## DATA FOR THIS TASK
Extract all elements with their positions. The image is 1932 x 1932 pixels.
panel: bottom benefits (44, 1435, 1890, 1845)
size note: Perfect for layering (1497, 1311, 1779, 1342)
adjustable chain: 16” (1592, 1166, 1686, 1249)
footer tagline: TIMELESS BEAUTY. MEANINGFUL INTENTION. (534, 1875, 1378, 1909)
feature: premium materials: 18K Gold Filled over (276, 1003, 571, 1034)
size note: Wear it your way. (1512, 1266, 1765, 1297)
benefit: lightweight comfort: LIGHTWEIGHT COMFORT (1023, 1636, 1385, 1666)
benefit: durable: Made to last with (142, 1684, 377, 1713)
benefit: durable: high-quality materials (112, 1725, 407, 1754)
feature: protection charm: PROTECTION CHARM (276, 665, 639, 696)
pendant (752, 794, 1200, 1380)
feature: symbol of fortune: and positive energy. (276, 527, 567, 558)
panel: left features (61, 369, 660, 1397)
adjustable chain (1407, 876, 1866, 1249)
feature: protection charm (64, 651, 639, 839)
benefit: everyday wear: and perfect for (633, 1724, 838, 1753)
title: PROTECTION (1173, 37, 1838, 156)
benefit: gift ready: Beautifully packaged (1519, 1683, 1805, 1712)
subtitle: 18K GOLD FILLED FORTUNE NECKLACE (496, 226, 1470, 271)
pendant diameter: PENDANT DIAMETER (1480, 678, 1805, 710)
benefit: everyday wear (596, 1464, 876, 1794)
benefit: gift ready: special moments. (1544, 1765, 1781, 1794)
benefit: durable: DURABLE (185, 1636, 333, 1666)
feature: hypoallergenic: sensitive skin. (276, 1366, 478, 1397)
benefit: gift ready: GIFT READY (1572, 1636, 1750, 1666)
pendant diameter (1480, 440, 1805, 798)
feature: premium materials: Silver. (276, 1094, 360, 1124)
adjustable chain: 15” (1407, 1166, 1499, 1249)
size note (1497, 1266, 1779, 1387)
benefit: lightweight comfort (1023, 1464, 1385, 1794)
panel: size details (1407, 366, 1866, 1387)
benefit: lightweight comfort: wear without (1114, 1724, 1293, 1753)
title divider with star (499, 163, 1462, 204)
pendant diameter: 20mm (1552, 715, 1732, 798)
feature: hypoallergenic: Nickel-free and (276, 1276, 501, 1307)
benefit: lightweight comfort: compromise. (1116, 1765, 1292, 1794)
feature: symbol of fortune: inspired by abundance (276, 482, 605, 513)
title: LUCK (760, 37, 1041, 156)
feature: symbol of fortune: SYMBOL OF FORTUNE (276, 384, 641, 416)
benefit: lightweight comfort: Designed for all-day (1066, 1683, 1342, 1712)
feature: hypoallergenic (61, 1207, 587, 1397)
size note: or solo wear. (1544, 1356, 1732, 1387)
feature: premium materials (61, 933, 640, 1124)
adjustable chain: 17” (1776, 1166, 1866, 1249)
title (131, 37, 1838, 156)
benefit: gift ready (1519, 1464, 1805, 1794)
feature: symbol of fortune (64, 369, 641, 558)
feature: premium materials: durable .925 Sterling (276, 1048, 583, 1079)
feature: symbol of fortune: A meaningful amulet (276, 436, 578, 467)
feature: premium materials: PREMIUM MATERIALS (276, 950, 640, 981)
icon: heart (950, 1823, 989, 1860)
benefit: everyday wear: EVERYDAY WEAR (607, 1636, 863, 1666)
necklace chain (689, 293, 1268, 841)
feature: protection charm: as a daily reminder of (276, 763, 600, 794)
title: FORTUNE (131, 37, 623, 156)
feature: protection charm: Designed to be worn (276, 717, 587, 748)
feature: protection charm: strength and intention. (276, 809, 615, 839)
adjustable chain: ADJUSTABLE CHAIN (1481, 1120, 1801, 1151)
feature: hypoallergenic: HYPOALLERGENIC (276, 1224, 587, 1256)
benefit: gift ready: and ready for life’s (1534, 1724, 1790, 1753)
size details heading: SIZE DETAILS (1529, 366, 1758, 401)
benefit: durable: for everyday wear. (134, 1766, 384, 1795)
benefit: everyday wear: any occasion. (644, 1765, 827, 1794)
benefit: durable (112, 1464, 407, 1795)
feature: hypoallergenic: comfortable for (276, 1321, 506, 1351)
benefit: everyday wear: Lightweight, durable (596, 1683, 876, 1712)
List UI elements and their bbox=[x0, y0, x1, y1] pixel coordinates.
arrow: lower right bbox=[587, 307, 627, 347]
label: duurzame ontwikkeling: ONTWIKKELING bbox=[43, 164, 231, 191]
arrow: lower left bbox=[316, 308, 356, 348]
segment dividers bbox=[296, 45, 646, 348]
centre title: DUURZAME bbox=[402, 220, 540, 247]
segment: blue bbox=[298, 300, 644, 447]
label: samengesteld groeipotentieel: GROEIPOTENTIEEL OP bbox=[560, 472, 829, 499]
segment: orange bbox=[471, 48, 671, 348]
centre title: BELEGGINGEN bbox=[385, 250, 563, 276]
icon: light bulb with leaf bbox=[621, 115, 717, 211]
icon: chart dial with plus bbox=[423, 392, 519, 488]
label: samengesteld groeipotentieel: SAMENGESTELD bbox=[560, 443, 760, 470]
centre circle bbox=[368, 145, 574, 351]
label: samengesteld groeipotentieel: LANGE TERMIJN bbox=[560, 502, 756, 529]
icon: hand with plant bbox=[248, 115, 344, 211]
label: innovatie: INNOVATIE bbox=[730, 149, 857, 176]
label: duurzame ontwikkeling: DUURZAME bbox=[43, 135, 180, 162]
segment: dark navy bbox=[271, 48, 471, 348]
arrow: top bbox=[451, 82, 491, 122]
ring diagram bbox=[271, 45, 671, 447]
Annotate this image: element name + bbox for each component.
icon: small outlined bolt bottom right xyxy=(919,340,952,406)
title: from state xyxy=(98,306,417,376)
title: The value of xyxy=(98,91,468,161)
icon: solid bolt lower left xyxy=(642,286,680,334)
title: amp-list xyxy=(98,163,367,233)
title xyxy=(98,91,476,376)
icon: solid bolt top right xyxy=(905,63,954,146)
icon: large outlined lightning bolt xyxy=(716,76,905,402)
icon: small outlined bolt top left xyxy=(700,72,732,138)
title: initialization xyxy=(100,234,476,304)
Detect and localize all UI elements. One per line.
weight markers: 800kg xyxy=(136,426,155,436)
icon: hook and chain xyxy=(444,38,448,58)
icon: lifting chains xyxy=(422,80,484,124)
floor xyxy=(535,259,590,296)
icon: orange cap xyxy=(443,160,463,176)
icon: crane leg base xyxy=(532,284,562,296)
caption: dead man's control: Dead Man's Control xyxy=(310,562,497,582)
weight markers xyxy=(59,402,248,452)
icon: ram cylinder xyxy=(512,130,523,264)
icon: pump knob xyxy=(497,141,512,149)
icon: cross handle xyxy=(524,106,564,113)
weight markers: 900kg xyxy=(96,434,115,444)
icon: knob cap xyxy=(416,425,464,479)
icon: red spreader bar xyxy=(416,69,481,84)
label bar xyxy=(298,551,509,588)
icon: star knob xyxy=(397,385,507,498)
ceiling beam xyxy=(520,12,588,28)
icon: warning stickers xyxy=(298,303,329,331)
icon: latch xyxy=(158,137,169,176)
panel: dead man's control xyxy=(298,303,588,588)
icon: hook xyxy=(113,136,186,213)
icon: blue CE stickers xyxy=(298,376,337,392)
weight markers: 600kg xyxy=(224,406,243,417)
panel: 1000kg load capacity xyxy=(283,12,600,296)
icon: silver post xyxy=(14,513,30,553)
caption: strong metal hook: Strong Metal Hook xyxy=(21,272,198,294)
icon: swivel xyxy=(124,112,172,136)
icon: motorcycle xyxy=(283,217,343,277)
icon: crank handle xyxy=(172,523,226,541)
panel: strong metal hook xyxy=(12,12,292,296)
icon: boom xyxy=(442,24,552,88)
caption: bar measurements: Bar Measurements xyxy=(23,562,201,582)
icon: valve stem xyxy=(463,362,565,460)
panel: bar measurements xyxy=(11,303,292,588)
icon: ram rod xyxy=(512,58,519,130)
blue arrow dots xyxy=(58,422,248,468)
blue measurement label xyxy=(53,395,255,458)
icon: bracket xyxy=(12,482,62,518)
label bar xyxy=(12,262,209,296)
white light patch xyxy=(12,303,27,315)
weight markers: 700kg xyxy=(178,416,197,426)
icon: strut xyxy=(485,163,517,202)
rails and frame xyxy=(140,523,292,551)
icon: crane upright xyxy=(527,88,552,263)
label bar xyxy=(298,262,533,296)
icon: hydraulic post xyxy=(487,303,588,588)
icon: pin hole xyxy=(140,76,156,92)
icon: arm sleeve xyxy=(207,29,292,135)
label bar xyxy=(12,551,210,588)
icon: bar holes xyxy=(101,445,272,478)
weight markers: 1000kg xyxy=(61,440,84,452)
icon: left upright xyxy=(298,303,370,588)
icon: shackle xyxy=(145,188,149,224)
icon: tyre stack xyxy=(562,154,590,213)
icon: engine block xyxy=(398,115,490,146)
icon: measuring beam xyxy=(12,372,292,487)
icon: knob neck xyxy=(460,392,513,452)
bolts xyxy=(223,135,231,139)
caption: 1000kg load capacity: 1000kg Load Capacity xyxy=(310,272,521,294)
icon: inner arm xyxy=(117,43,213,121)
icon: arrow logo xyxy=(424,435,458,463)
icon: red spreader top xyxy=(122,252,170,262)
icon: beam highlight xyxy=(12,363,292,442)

## PROBLEM DETAILS
Turn every line from the start of the records through the line containing "feature: symbol of fortune: and", both ends included, into a numbered list, and omit any blank lines.

## SOLUTION
1. Extract all elements with their positions. The image is 1932 x 1932 pixels.
2. panel: bottom benefits (44, 1435, 1890, 1845)
3. size note: Perfect for layering (1497, 1311, 1779, 1342)
4. adjustable chain: 16” (1592, 1166, 1686, 1249)
5. footer tagline: TIMELESS BEAUTY. MEANINGFUL INTENTION. (534, 1875, 1378, 1909)
6. feature: premium materials: 18K Gold Filled over (276, 1003, 571, 1034)
7. size note: Wear it your way. (1512, 1266, 1765, 1297)
8. benefit: lightweight comfort: LIGHTWEIGHT COMFORT (1023, 1636, 1385, 1666)
9. benefit: durable: Made to last with (142, 1684, 377, 1713)
10. benefit: durable: high-quality materials (112, 1725, 407, 1754)
11. feature: protection charm: PROTECTION CHARM (276, 665, 639, 696)
12. pendant (752, 794, 1200, 1380)
13. feature: symbol of fortune: and positive energy. (276, 527, 567, 558)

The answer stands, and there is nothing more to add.